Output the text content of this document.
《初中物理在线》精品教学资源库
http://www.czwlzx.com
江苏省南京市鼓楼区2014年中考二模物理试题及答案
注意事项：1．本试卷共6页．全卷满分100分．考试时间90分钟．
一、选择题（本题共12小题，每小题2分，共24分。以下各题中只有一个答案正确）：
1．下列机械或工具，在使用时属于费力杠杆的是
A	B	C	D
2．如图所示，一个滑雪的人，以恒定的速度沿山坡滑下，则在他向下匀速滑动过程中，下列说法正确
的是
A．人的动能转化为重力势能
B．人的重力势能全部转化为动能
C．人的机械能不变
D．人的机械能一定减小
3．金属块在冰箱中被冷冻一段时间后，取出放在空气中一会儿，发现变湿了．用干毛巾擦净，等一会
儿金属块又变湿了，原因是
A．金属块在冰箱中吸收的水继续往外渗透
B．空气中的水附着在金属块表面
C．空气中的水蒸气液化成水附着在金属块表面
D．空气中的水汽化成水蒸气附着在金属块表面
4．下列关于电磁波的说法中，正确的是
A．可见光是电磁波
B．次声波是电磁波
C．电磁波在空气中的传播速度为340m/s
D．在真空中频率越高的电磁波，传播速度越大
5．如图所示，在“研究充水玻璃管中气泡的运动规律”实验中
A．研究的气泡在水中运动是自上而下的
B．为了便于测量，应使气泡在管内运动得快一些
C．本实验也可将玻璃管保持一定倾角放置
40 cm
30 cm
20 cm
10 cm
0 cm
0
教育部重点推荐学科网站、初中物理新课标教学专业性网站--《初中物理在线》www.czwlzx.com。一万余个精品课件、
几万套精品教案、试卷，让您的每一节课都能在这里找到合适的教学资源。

--------

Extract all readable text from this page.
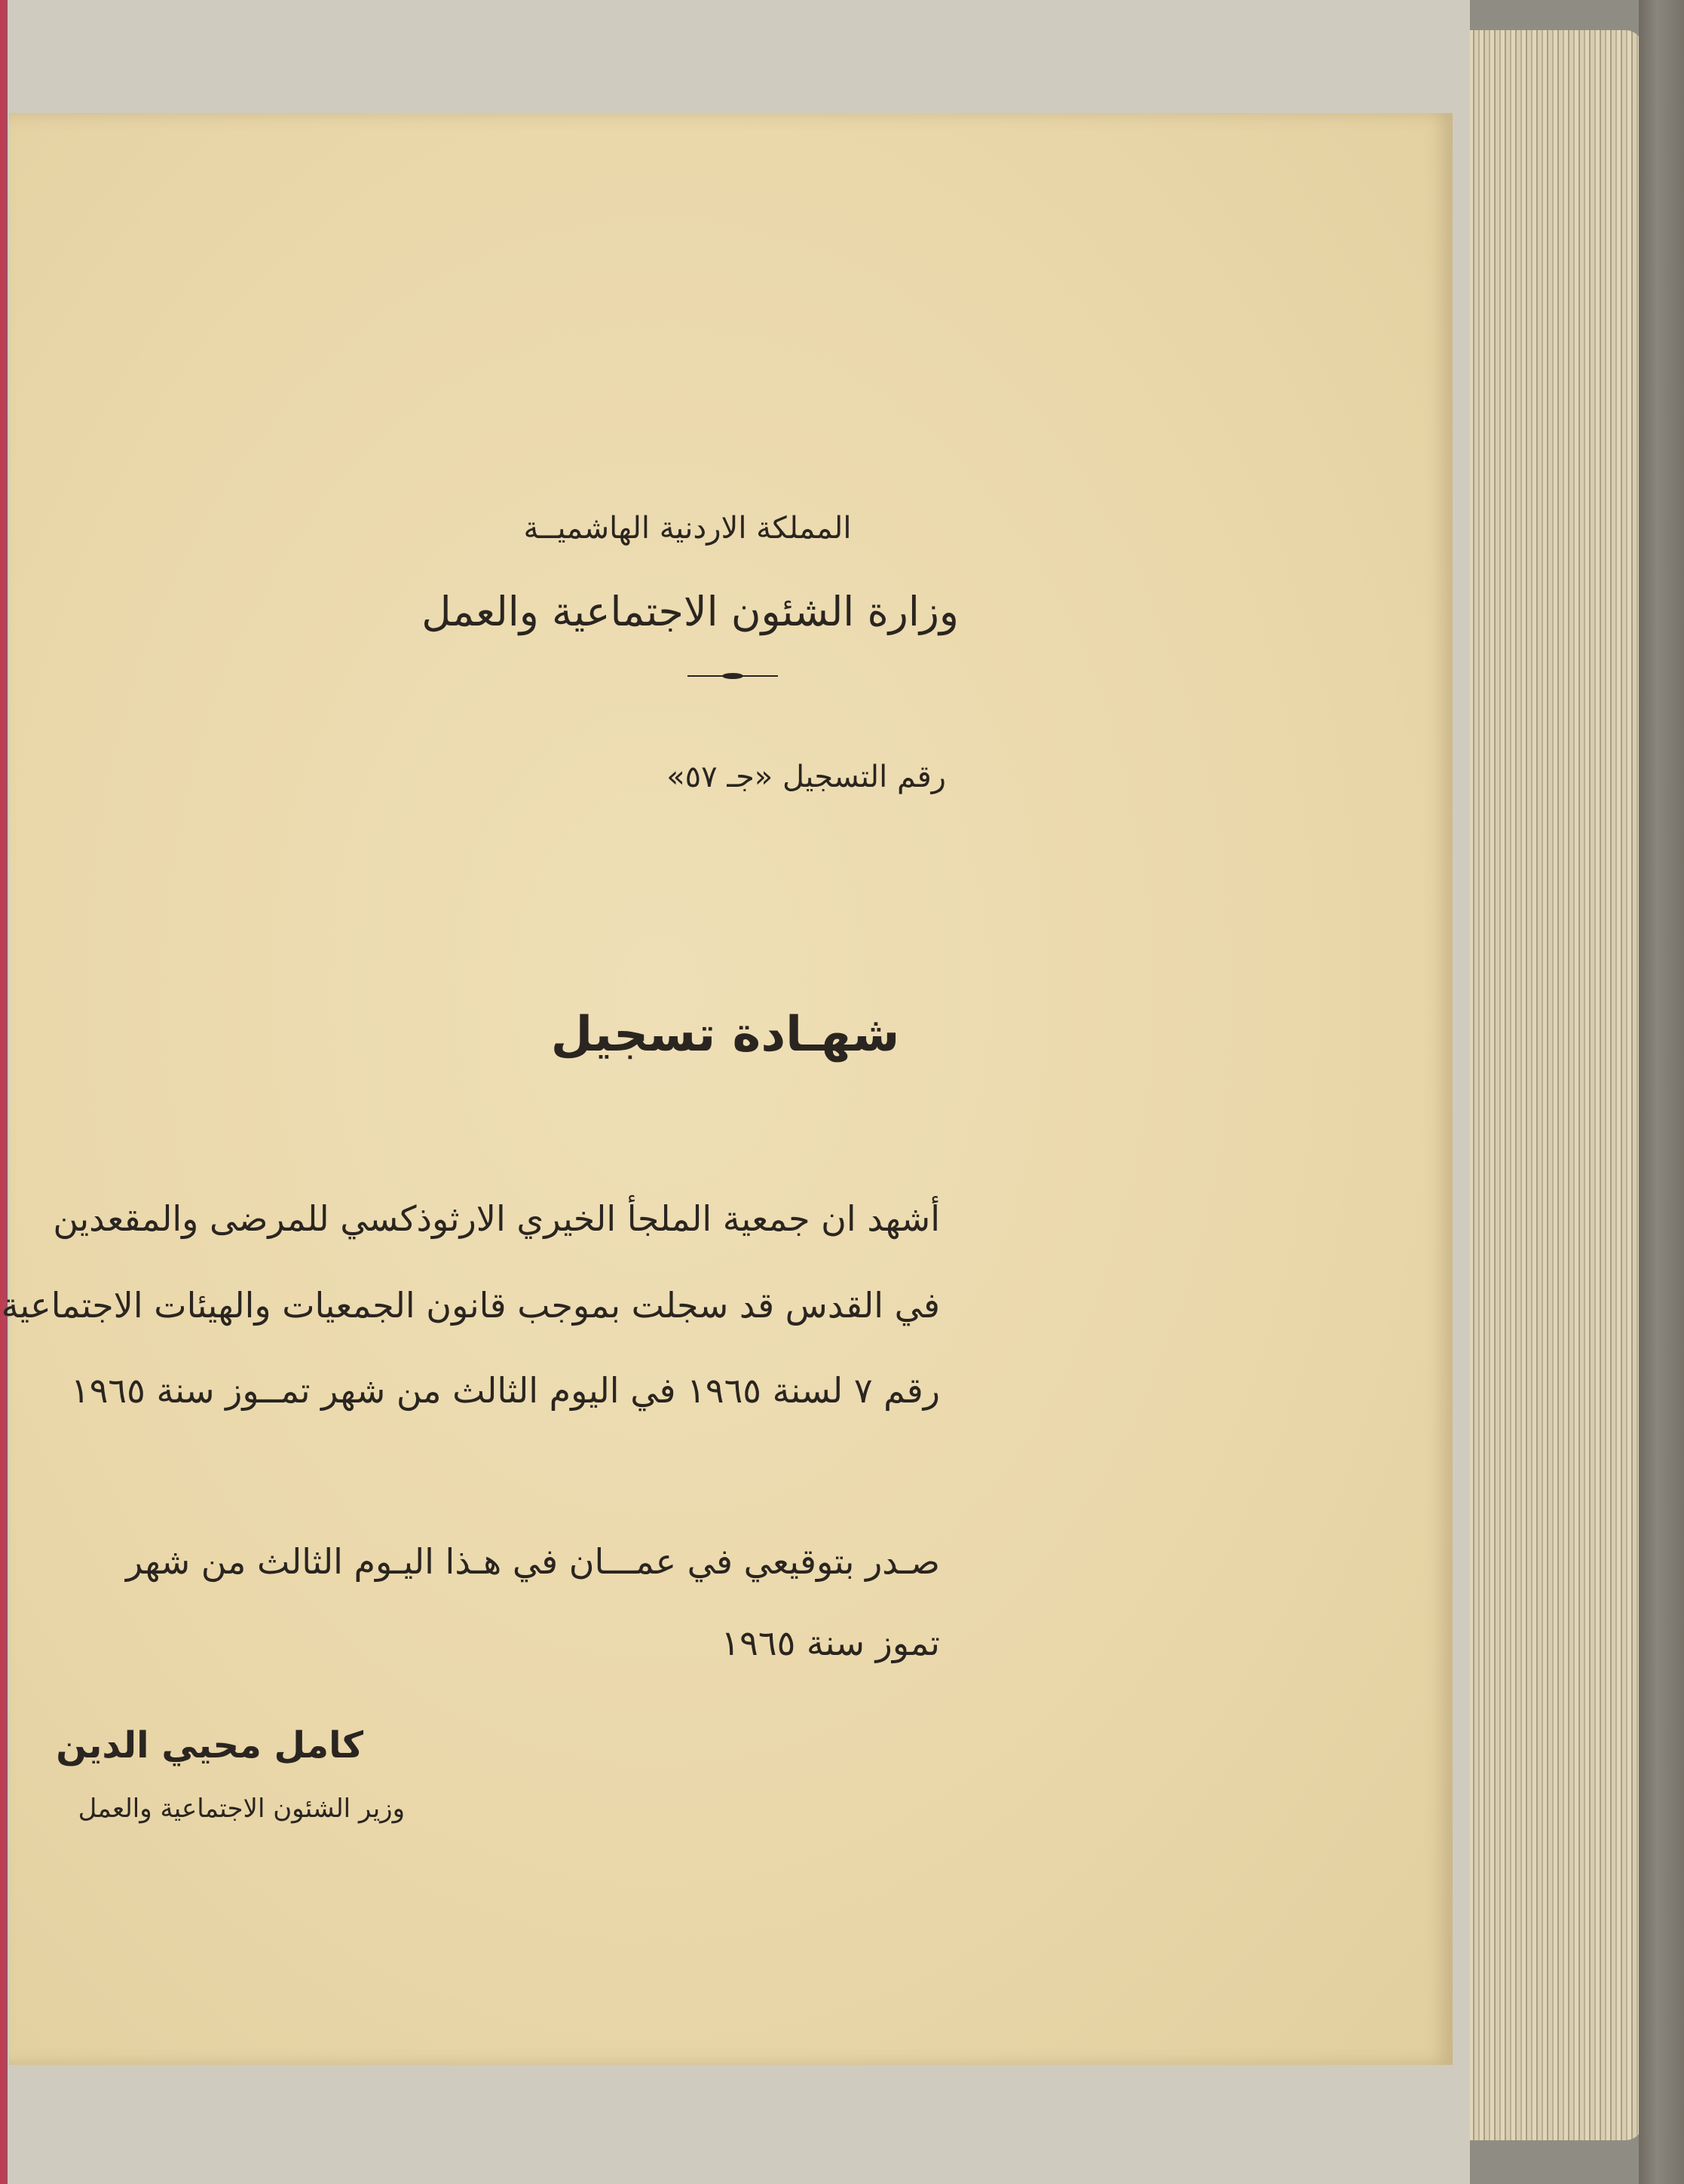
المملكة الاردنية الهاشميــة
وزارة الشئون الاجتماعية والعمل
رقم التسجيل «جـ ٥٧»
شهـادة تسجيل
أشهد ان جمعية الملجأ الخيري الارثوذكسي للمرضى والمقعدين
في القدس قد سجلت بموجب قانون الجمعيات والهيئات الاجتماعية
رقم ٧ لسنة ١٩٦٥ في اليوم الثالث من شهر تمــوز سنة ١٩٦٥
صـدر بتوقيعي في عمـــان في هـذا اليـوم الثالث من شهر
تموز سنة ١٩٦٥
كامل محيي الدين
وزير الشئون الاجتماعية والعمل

--------

WHAT IS REQUIRED>
Copy out the lines in which the string "الاجتماعية" appears.

FINISHED TASK>
وزارة الشئون الاجتماعية والعمل
في القدس قد سجلت بموجب قانون الجمعيات والهيئات الاجتماعية
وزير الشئون الاجتماعية والعمل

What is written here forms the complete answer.